---------- Data listing
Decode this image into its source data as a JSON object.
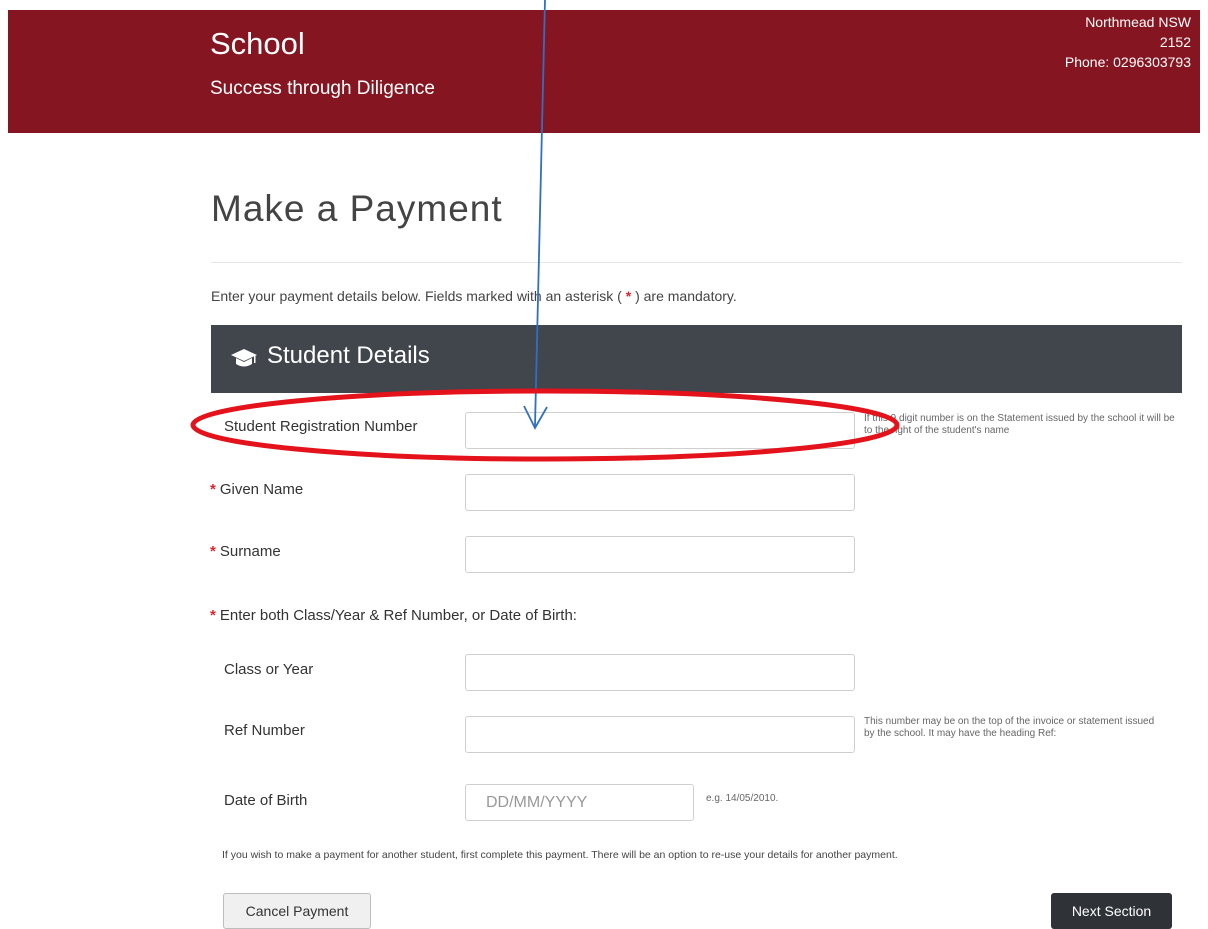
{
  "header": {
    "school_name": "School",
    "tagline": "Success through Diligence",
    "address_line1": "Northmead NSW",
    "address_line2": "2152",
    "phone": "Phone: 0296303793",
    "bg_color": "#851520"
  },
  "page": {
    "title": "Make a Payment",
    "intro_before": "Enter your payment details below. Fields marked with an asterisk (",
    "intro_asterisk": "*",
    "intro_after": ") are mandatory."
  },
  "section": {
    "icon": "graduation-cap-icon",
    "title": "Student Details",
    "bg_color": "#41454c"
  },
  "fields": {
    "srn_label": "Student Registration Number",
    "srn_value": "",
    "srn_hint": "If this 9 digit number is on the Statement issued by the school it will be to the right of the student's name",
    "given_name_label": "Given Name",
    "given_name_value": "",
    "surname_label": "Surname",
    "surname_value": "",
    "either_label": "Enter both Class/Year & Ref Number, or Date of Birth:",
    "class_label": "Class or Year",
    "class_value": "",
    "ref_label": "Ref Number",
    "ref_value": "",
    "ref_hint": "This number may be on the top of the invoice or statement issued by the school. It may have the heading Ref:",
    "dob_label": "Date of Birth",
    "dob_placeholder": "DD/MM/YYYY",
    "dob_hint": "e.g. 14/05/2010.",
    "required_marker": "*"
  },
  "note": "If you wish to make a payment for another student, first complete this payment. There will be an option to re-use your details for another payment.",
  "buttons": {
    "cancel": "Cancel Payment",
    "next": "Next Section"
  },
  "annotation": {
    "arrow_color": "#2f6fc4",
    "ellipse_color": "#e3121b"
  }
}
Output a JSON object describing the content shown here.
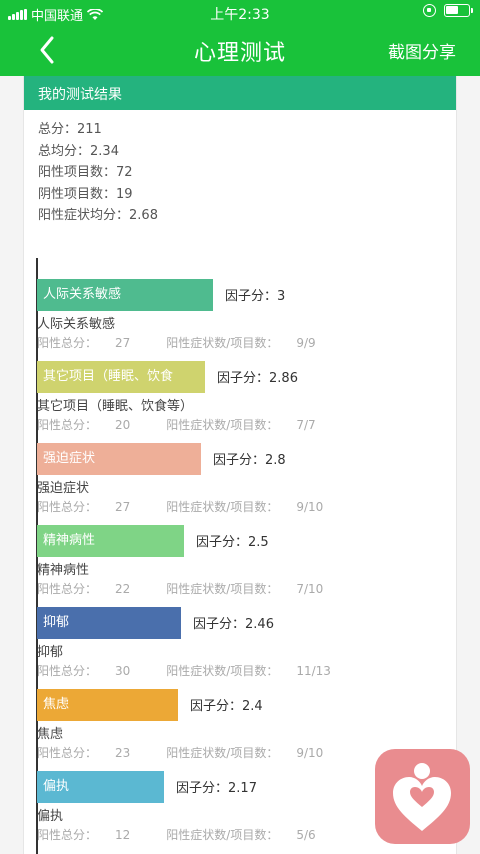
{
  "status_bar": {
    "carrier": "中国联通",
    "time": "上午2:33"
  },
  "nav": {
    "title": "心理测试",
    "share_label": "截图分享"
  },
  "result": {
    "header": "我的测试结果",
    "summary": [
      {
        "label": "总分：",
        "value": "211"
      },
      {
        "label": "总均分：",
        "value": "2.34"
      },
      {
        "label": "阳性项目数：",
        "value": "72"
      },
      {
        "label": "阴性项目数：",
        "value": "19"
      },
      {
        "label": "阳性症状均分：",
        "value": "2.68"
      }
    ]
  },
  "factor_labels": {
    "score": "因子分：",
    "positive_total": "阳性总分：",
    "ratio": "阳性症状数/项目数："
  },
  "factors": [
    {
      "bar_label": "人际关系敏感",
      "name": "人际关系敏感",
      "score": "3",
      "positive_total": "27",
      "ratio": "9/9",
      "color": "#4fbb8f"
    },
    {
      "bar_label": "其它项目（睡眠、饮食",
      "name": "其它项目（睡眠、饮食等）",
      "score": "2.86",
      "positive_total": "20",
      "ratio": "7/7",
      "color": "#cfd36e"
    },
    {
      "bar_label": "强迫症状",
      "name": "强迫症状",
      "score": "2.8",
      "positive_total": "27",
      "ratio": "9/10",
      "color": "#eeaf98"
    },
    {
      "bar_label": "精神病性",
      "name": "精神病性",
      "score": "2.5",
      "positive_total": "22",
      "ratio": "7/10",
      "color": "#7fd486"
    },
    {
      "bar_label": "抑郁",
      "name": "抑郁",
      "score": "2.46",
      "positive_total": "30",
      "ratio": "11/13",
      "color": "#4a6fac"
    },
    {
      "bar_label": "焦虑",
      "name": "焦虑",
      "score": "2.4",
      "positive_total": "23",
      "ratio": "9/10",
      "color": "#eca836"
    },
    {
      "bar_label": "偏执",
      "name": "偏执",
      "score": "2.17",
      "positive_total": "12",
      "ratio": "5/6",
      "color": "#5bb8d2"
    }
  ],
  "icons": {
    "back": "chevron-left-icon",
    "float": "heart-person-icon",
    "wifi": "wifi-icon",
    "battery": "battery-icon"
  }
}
--------------------
Locate all lines in the listing above with the word "score". Copy them.

* Completed task *
    "score": "因子分：",
      "score": "3",
      "score": "2.86",
      "score": "2.8",
      "score": "2.5",
      "score": "2.46",
      "score": "2.4",
      "score": "2.17",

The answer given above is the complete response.